======== DATA ENTRIES

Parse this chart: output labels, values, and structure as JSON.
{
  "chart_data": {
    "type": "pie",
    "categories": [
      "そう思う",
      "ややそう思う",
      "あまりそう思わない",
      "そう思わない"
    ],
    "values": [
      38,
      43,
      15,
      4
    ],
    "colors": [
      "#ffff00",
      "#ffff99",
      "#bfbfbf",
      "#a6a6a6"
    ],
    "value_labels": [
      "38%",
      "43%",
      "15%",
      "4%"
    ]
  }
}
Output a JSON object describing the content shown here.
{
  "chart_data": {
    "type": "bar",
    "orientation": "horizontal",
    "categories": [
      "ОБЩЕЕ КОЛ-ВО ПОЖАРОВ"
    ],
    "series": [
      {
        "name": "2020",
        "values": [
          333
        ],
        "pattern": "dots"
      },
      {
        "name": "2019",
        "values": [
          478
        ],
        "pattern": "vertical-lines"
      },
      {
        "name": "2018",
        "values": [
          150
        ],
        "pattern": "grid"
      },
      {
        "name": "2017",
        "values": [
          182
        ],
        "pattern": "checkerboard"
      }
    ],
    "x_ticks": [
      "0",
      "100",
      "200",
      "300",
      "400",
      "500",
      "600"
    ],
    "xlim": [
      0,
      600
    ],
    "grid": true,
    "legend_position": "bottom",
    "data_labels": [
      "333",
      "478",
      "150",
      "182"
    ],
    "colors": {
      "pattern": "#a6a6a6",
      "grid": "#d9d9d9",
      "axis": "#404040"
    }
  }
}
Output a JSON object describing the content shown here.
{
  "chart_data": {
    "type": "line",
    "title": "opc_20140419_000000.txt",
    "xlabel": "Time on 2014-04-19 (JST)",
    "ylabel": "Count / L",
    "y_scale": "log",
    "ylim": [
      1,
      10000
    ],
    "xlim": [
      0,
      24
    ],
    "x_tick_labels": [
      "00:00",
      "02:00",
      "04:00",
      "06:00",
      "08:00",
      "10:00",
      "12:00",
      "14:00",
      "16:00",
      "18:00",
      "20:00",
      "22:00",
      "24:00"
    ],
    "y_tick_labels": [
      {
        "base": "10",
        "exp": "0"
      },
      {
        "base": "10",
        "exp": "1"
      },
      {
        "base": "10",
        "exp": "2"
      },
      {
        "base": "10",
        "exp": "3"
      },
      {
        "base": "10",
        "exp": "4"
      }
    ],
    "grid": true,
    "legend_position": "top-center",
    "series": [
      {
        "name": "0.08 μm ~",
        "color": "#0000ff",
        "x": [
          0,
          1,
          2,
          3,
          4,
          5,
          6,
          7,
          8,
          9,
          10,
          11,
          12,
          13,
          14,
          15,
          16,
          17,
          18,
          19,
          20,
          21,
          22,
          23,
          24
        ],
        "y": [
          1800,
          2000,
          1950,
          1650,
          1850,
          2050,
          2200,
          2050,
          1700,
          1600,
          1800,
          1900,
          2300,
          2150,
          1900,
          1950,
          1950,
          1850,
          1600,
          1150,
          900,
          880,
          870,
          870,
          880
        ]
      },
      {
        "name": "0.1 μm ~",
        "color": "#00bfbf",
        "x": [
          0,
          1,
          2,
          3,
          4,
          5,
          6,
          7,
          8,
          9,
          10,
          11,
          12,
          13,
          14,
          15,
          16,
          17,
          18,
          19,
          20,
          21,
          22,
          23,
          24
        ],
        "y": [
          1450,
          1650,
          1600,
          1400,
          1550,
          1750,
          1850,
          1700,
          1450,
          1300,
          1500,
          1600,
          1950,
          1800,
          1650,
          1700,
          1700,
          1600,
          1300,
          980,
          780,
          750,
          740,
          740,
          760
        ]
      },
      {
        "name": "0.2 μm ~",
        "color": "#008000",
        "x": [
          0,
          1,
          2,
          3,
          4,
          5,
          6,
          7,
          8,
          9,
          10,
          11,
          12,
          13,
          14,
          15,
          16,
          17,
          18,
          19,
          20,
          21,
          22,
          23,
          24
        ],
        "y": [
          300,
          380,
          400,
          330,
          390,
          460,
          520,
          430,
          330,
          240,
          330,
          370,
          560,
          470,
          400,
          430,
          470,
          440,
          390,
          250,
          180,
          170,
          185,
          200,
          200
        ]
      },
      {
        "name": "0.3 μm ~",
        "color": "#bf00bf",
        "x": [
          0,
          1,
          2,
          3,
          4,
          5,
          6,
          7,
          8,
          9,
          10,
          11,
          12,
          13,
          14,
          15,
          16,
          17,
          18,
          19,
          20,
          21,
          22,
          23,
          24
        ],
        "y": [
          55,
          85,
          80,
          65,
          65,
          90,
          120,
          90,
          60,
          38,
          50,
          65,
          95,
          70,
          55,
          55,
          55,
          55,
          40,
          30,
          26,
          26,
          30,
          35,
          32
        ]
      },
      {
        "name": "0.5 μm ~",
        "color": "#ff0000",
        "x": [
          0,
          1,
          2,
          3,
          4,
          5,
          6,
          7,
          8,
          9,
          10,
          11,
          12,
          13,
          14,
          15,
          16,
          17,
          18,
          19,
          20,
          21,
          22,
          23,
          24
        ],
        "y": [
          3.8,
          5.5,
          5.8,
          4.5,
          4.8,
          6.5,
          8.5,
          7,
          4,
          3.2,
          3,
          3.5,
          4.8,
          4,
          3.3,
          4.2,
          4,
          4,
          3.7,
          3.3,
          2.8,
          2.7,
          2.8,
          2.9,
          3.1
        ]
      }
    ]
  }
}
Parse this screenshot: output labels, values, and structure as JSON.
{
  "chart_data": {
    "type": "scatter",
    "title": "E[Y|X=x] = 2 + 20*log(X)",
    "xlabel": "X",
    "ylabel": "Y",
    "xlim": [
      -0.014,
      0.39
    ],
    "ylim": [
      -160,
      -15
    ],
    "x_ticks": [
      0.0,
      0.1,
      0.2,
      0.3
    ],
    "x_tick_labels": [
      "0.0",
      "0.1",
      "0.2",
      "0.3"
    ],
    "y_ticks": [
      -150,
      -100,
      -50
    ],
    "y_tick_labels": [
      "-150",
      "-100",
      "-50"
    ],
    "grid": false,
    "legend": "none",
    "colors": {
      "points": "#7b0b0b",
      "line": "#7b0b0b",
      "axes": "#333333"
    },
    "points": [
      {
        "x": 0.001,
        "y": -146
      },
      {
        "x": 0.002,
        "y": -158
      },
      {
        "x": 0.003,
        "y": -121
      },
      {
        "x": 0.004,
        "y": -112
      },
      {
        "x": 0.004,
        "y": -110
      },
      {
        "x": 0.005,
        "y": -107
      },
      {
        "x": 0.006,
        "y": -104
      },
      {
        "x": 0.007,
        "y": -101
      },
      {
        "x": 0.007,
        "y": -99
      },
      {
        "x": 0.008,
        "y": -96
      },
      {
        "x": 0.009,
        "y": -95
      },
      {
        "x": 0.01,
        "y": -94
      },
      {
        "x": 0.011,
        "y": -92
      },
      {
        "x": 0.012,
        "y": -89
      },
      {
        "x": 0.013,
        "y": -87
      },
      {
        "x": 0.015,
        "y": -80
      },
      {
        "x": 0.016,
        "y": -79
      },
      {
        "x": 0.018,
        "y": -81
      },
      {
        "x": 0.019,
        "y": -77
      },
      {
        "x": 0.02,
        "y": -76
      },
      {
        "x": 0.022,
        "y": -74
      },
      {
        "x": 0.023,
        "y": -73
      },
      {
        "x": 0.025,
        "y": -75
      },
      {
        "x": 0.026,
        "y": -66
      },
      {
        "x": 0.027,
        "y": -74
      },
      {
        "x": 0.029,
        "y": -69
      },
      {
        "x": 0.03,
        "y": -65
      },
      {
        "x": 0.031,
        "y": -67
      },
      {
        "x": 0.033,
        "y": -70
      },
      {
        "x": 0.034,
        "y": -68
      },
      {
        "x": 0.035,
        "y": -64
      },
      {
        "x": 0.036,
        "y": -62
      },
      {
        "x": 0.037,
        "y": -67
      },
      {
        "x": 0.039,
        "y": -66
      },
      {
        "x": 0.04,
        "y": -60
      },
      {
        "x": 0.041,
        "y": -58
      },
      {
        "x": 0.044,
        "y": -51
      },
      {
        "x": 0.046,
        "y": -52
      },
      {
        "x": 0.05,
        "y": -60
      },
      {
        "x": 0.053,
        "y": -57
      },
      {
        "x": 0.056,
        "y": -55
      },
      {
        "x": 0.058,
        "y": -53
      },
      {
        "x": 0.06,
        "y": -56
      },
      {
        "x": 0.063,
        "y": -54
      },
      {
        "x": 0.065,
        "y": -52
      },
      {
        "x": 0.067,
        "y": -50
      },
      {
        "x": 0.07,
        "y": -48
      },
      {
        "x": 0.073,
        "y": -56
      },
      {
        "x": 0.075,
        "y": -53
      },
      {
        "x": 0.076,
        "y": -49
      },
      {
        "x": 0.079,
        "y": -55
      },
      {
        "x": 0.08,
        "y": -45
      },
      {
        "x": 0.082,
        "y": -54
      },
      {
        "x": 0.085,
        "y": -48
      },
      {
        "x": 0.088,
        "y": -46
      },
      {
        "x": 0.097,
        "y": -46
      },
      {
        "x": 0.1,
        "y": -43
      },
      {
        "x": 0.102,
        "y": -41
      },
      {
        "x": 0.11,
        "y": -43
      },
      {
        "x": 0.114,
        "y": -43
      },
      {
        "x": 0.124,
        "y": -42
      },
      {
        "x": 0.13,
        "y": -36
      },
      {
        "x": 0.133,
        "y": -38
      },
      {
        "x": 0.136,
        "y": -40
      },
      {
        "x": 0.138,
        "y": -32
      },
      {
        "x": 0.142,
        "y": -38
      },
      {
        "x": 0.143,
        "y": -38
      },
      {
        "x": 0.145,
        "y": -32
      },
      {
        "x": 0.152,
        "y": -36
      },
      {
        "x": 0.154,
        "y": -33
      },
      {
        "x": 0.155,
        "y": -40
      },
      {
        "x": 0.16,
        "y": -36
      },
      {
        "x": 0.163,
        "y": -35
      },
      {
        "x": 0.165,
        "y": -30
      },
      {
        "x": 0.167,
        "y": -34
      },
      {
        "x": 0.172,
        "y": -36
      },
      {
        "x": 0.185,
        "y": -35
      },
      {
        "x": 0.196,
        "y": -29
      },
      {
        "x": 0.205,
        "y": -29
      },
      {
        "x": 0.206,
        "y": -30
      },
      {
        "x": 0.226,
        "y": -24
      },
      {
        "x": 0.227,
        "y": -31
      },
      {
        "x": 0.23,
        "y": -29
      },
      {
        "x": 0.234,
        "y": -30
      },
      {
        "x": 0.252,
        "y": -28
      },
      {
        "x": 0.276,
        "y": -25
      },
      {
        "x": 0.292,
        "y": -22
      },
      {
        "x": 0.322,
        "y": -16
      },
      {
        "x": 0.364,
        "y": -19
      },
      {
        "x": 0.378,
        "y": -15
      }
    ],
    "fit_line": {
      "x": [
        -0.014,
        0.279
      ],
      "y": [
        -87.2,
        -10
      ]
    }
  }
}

================

§ AIM
Determine the number of lines where the string "name" occurs, and give that number only.

§ TASK SOLUTION
9